**Material to process**
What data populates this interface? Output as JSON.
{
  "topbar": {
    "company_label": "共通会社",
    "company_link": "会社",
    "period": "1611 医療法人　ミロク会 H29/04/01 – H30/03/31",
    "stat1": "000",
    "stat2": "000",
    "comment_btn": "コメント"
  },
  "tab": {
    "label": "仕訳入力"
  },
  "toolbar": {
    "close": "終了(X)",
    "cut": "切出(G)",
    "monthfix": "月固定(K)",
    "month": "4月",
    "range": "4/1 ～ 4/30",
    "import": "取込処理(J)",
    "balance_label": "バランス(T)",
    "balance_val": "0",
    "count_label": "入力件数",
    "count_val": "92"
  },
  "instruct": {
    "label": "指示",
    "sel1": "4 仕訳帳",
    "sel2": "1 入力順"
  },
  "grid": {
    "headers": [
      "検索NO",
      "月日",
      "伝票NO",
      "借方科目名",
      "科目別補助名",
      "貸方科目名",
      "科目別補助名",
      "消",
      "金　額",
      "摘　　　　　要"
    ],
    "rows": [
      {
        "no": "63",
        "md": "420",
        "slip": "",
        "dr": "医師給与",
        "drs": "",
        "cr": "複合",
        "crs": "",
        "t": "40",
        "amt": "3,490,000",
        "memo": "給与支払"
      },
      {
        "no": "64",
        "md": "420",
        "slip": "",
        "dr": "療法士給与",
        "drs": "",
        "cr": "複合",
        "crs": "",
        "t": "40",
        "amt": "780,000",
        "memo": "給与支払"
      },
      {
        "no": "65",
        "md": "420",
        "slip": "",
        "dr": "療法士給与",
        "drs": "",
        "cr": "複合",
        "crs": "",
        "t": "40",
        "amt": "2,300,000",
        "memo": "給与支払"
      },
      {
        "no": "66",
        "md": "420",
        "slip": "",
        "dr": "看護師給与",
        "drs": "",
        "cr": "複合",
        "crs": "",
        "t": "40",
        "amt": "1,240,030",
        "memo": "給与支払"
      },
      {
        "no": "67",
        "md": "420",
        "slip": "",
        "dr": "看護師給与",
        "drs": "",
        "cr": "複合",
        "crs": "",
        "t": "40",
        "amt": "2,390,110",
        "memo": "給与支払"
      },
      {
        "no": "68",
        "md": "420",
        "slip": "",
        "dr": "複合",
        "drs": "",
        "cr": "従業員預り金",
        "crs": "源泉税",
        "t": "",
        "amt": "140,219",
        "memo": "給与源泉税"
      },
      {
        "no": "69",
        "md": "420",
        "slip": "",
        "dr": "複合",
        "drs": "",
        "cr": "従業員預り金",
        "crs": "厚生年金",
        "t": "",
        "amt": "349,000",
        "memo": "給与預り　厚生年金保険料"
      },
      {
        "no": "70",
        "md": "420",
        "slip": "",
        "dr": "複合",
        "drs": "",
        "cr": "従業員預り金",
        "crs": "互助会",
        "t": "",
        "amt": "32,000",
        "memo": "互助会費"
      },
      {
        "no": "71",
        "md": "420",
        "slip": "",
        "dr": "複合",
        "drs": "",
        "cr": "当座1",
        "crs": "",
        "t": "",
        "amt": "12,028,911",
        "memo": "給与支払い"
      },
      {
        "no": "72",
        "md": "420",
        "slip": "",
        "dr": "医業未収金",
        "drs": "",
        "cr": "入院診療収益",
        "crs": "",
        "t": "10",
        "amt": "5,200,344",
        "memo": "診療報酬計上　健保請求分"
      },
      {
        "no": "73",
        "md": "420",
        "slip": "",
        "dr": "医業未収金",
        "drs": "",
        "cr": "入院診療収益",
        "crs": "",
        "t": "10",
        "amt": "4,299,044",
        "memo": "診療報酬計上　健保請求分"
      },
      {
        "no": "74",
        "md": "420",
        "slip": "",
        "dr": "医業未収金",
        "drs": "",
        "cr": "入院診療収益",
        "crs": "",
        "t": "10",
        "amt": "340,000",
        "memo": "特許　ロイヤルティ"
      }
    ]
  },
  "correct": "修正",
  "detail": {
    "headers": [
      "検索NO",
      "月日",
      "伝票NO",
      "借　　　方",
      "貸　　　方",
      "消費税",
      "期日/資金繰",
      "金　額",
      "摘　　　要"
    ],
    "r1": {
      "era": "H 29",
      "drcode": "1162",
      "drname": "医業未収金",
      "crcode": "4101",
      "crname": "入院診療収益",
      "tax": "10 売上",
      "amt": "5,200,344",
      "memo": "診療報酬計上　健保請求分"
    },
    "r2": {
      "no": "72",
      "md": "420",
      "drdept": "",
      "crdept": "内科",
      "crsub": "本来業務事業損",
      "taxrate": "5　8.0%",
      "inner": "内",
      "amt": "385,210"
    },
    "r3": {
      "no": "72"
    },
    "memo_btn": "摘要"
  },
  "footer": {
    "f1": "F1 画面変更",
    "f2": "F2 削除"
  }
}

**Task**
Reproduce the entries above in full, verbatim.

**Worked answer**
What data populates this interface? Output as JSON.
{
  "topbar": {
    "company_label": "共通会社",
    "company_link": "会社",
    "period": "1611 医療法人　ミロク会 H29/04/01 – H30/03/31",
    "stat1": "000",
    "stat2": "000",
    "comment_btn": "コメント"
  },
  "tab": {
    "label": "仕訳入力"
  },
  "toolbar": {
    "close": "終了(X)",
    "cut": "切出(G)",
    "monthfix": "月固定(K)",
    "month": "4月",
    "range": "4/1 ～ 4/30",
    "import": "取込処理(J)",
    "balance_label": "バランス(T)",
    "balance_val": "0",
    "count_label": "入力件数",
    "count_val": "92"
  },
  "instruct": {
    "label": "指示",
    "sel1": "4 仕訳帳",
    "sel2": "1 入力順"
  },
  "grid": {
    "headers": [
      "検索NO",
      "月日",
      "伝票NO",
      "借方科目名",
      "科目別補助名",
      "貸方科目名",
      "科目別補助名",
      "消",
      "金　額",
      "摘　　　　　要"
    ],
    "rows": [
      {
        "no": "63",
        "md": "420",
        "slip": "",
        "dr": "医師給与",
        "drs": "",
        "cr": "複合",
        "crs": "",
        "t": "40",
        "amt": "3,490,000",
        "memo": "給与支払"
      },
      {
        "no": "64",
        "md": "420",
        "slip": "",
        "dr": "療法士給与",
        "drs": "",
        "cr": "複合",
        "crs": "",
        "t": "40",
        "amt": "780,000",
        "memo": "給与支払"
      },
      {
        "no": "65",
        "md": "420",
        "slip": "",
        "dr": "療法士給与",
        "drs": "",
        "cr": "複合",
        "crs": "",
        "t": "40",
        "amt": "2,300,000",
        "memo": "給与支払"
      },
      {
        "no": "66",
        "md": "420",
        "slip": "",
        "dr": "看護師給与",
        "drs": "",
        "cr": "複合",
        "crs": "",
        "t": "40",
        "amt": "1,240,030",
        "memo": "給与支払"
      },
      {
        "no": "67",
        "md": "420",
        "slip": "",
        "dr": "看護師給与",
        "drs": "",
        "cr": "複合",
        "crs": "",
        "t": "40",
        "amt": "2,390,110",
        "memo": "給与支払"
      },
      {
        "no": "68",
        "md": "420",
        "slip": "",
        "dr": "複合",
        "drs": "",
        "cr": "従業員預り金",
        "crs": "源泉税",
        "t": "",
        "amt": "140,219",
        "memo": "給与源泉税"
      },
      {
        "no": "69",
        "md": "420",
        "slip": "",
        "dr": "複合",
        "drs": "",
        "cr": "従業員預り金",
        "crs": "厚生年金",
        "t": "",
        "amt": "349,000",
        "memo": "給与預り　厚生年金保険料"
      },
      {
        "no": "70",
        "md": "420",
        "slip": "",
        "dr": "複合",
        "drs": "",
        "cr": "従業員預り金",
        "crs": "互助会",
        "t": "",
        "amt": "32,000",
        "memo": "互助会費"
      },
      {
        "no": "71",
        "md": "420",
        "slip": "",
        "dr": "複合",
        "drs": "",
        "cr": "当座1",
        "crs": "",
        "t": "",
        "amt": "12,028,911",
        "memo": "給与支払い"
      },
      {
        "no": "72",
        "md": "420",
        "slip": "",
        "dr": "医業未収金",
        "drs": "",
        "cr": "入院診療収益",
        "crs": "",
        "t": "10",
        "amt": "5,200,344",
        "memo": "診療報酬計上　健保請求分"
      },
      {
        "no": "73",
        "md": "420",
        "slip": "",
        "dr": "医業未収金",
        "drs": "",
        "cr": "入院診療収益",
        "crs": "",
        "t": "10",
        "amt": "4,299,044",
        "memo": "診療報酬計上　健保請求分"
      },
      {
        "no": "74",
        "md": "420",
        "slip": "",
        "dr": "医業未収金",
        "drs": "",
        "cr": "入院診療収益",
        "crs": "",
        "t": "10",
        "amt": "340,000",
        "memo": "特許　ロイヤルティ"
      }
    ]
  },
  "correct": "修正",
  "detail": {
    "headers": [
      "検索NO",
      "月日",
      "伝票NO",
      "借　　　方",
      "貸　　　方",
      "消費税",
      "期日/資金繰",
      "金　額",
      "摘　　　要"
    ],
    "r1": {
      "era": "H 29",
      "drcode": "1162",
      "drname": "医業未収金",
      "crcode": "4101",
      "crname": "入院診療収益",
      "tax": "10 売上",
      "amt": "5,200,344",
      "memo": "診療報酬計上　健保請求分"
    },
    "r2": {
      "no": "72",
      "md": "420",
      "drdept": "",
      "crdept": "内科",
      "crsub": "本来業務事業損",
      "taxrate": "5　8.0%",
      "inner": "内",
      "amt": "385,210"
    },
    "r3": {
      "no": "72"
    },
    "memo_btn": "摘要"
  },
  "footer": {
    "f1": "F1 画面変更",
    "f2": "F2 削除"
  }
}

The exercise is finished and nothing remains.